#### [Task to carry out]
Every line that holds "from" should be shown.

───── Entries supplied ─────

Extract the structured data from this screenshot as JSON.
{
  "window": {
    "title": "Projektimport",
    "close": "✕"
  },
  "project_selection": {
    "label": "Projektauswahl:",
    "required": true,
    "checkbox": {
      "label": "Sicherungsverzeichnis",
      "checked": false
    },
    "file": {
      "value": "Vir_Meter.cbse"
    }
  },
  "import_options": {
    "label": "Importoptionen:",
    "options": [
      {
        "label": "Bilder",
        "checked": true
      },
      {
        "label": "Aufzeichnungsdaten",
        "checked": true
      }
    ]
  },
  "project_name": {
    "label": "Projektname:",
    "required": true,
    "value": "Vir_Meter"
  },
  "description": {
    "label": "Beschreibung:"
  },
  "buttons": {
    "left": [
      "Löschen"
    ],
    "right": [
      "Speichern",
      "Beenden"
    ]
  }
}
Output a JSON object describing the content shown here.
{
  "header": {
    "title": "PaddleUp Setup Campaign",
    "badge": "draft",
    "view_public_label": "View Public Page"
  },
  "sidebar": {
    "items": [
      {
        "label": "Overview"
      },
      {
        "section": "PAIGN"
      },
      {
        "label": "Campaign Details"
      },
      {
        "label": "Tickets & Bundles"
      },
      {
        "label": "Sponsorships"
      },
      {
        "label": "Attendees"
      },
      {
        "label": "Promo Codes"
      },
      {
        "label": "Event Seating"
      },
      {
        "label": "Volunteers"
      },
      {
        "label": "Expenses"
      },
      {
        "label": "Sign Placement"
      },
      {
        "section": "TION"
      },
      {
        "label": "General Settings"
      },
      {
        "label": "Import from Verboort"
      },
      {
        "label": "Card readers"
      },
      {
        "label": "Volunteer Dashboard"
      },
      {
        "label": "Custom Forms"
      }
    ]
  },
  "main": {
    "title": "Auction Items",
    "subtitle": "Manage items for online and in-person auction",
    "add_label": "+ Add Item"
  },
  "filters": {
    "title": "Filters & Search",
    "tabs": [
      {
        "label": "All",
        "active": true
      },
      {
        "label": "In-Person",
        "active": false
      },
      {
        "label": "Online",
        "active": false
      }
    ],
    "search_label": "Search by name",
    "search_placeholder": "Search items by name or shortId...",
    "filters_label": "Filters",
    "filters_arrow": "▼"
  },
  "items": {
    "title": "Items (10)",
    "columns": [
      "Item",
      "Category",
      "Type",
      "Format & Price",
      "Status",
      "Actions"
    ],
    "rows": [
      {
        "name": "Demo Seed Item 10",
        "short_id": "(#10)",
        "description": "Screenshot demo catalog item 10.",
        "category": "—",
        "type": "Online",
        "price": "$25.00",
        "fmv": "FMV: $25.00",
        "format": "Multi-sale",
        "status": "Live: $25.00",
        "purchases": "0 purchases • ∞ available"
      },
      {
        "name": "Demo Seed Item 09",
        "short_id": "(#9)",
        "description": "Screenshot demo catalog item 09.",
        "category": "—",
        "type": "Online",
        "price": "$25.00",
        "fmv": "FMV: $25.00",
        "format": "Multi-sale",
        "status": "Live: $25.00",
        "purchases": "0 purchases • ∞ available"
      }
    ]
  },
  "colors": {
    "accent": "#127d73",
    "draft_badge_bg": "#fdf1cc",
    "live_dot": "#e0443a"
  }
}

─────

#### [Result of this task]
Extract the structured data from this screenshot as JSON.
        "label": "Import from Verboort"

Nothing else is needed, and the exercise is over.